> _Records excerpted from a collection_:

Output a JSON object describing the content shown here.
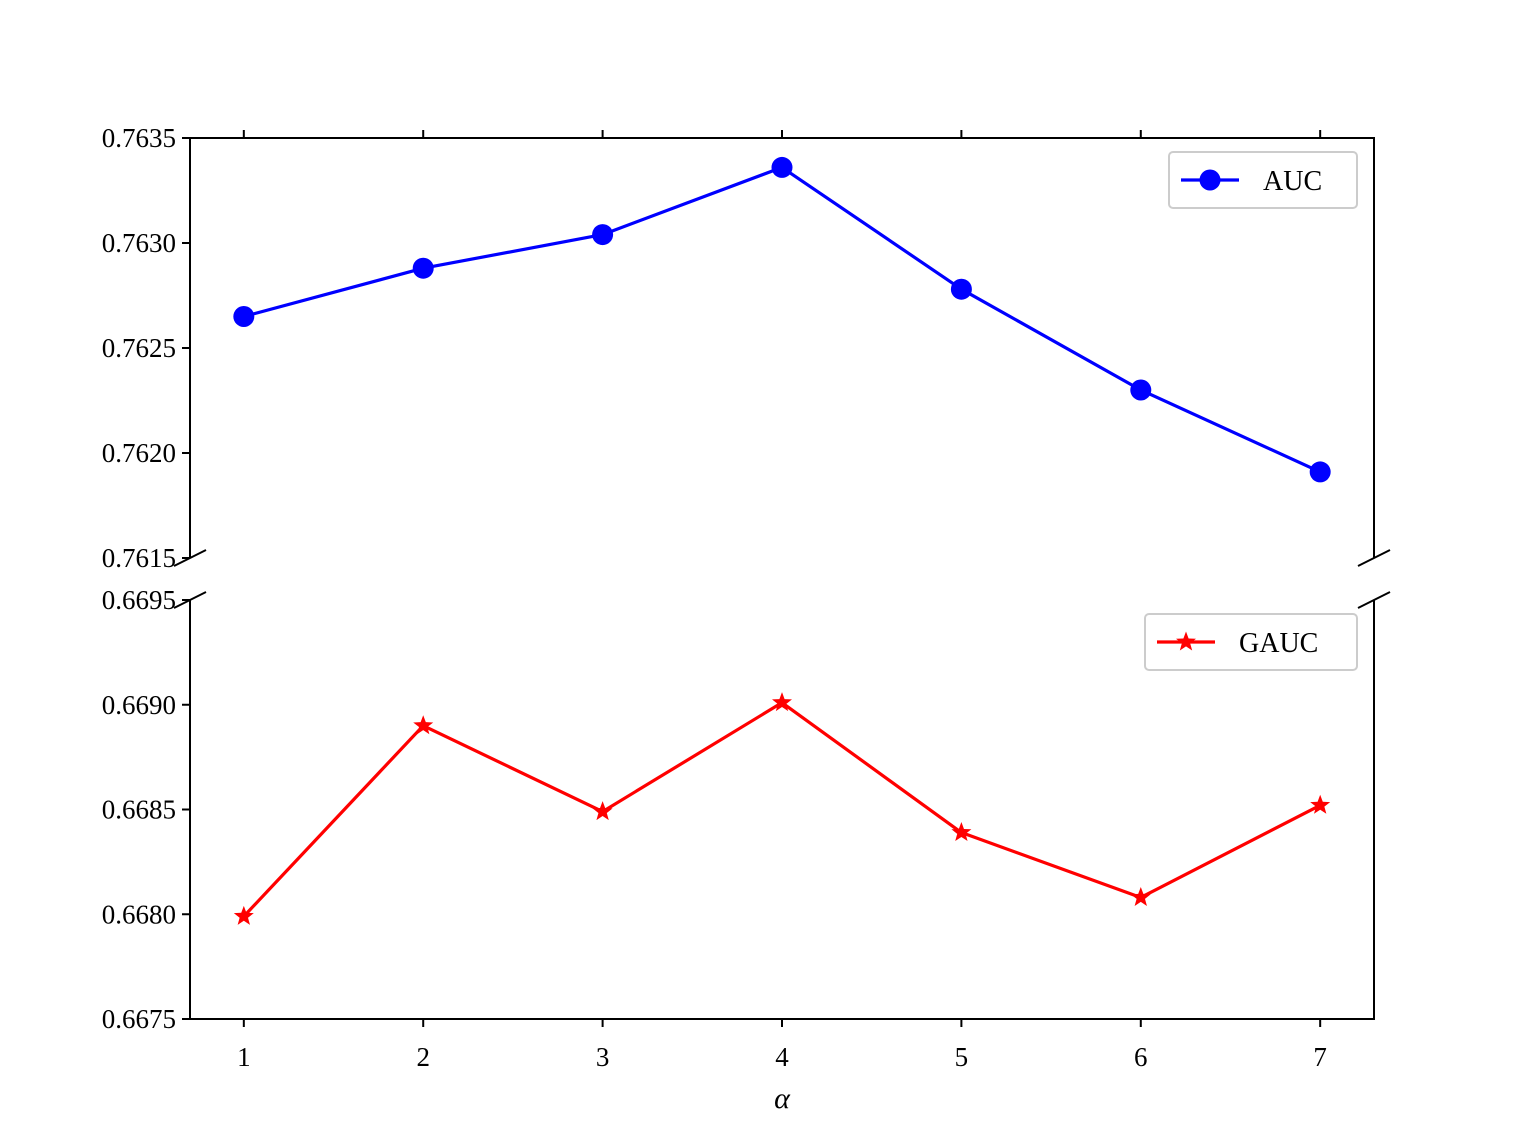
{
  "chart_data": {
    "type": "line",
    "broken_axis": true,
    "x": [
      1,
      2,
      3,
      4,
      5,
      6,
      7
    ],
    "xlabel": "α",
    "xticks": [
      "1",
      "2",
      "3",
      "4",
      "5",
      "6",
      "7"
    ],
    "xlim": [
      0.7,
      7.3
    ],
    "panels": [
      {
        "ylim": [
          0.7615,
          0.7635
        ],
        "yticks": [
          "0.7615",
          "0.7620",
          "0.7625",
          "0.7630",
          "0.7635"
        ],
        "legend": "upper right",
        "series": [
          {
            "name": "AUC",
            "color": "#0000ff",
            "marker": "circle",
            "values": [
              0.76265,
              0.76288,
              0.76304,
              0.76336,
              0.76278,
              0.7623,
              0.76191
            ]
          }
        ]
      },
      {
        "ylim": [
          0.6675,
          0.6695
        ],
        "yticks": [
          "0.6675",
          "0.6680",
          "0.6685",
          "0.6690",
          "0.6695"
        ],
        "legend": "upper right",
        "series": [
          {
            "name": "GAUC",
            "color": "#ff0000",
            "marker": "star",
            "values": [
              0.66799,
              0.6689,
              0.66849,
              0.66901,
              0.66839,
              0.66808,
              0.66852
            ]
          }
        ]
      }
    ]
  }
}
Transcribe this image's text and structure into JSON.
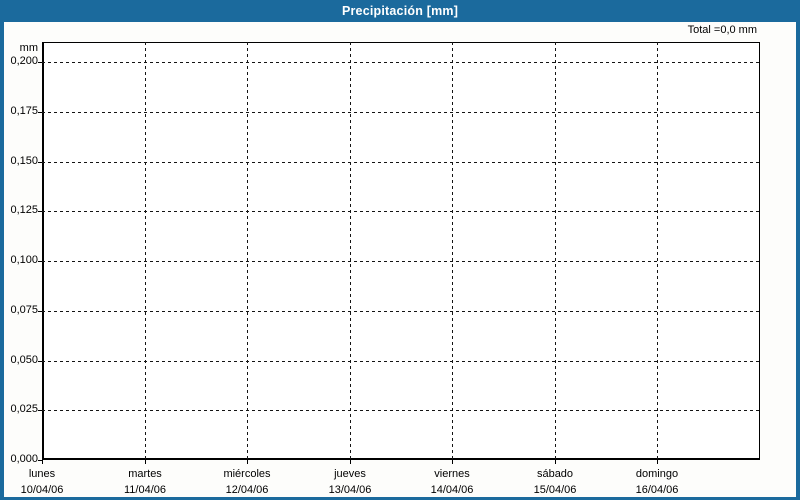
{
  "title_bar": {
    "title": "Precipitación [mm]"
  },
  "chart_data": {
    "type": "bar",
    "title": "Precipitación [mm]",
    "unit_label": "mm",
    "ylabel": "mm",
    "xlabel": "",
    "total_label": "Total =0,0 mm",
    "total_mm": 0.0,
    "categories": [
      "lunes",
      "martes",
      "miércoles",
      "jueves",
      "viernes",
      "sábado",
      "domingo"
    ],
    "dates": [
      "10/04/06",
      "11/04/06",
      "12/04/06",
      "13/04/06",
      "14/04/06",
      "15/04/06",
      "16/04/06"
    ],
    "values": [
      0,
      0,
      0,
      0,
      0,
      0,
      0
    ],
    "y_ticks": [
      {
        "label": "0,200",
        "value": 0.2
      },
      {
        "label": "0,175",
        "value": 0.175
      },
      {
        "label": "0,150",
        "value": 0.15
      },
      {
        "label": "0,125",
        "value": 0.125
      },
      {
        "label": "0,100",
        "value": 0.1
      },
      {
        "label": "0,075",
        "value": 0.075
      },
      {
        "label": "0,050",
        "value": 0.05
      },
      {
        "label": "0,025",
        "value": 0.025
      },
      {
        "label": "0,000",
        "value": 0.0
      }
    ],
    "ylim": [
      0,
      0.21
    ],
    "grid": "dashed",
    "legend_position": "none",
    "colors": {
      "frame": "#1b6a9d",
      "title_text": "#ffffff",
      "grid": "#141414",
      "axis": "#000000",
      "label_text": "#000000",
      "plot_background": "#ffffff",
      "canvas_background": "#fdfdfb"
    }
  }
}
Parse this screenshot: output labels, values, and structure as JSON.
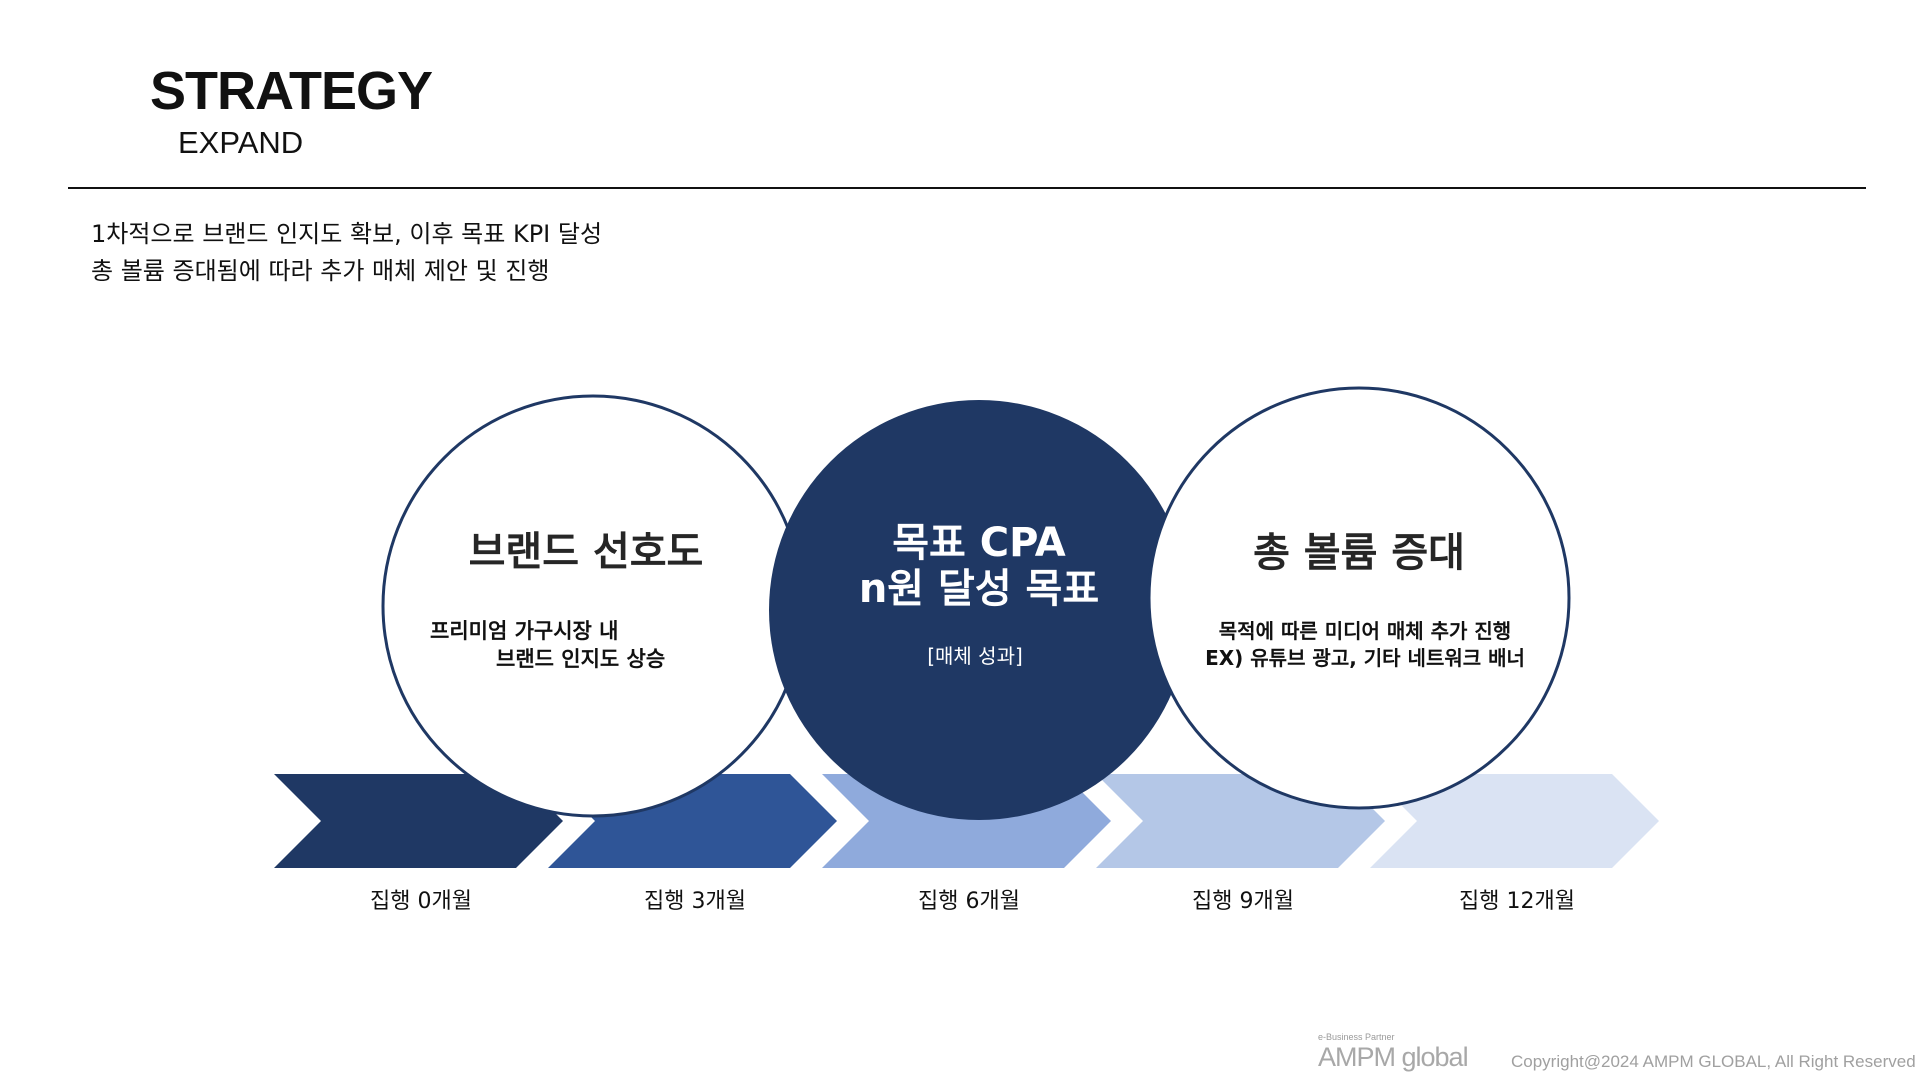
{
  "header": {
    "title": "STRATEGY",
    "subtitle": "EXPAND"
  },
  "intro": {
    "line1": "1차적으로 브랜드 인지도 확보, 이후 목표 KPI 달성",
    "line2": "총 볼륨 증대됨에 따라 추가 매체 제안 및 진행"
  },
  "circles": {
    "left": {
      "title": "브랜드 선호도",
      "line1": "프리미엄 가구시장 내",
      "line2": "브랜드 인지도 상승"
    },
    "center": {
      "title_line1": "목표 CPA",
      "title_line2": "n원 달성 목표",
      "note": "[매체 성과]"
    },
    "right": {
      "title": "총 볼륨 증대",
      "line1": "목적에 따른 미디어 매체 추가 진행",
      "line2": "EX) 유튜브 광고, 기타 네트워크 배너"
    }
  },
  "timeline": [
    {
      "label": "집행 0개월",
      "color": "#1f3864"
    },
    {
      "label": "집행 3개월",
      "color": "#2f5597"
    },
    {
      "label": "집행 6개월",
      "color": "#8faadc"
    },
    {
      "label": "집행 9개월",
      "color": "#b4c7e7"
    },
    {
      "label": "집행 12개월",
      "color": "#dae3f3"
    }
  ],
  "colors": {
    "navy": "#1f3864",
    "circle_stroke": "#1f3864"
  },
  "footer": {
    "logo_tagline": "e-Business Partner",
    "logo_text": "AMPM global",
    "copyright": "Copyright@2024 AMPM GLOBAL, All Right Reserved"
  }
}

> _TASK DETAILS_: Show the lines where the word "ffffff" appears in the entries.

> _EXERCISE ANSWER_:
      "title_text": "#ffffff",
      "plot_background": "#ffffff",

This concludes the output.